• Given request:
Please copy every line of the records below that holds the word "medical".

Structured figure records
-- begin --

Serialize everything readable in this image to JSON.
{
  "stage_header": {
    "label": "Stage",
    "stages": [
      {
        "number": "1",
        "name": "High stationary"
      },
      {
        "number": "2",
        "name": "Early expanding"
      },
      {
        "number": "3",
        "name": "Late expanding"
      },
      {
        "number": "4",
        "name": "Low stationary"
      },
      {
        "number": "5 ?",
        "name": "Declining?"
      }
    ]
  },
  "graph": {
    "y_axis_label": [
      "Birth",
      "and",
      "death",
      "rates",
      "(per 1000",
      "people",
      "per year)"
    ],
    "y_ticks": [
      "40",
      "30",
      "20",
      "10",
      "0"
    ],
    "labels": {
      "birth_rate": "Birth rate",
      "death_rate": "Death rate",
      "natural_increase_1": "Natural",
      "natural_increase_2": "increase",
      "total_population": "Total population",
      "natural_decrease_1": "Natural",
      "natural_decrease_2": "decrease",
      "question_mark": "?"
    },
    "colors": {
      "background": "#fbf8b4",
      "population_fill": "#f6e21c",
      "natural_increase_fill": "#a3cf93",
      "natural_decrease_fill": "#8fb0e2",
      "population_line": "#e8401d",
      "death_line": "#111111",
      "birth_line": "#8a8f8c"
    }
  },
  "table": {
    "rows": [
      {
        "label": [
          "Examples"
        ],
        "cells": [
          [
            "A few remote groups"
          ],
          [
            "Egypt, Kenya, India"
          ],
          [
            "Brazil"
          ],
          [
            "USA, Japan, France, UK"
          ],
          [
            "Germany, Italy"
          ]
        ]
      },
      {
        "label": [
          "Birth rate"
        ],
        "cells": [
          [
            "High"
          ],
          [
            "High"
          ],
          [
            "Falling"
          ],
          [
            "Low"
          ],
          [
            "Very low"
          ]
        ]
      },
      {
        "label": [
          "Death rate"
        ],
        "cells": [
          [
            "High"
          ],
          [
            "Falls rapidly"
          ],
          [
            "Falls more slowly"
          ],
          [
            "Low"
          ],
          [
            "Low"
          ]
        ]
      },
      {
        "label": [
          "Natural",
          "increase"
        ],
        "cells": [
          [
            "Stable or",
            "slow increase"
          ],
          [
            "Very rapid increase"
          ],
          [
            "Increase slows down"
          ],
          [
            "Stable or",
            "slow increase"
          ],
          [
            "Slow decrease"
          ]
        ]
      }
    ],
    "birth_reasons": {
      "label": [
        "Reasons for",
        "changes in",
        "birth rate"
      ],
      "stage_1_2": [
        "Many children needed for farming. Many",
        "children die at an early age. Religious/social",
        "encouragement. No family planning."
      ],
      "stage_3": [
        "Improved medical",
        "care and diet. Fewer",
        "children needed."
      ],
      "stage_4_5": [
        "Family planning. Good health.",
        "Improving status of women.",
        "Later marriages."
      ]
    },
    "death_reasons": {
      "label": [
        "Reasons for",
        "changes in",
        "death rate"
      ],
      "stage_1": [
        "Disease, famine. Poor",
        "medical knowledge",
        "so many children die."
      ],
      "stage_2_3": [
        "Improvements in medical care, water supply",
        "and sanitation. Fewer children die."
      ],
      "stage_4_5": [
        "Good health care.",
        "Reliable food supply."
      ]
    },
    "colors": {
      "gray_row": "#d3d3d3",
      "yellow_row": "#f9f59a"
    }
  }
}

-- end --

• Response to the exercise:
        "Improved medical",
        "medical knowledge",
        "Improvements in medical care, water supply",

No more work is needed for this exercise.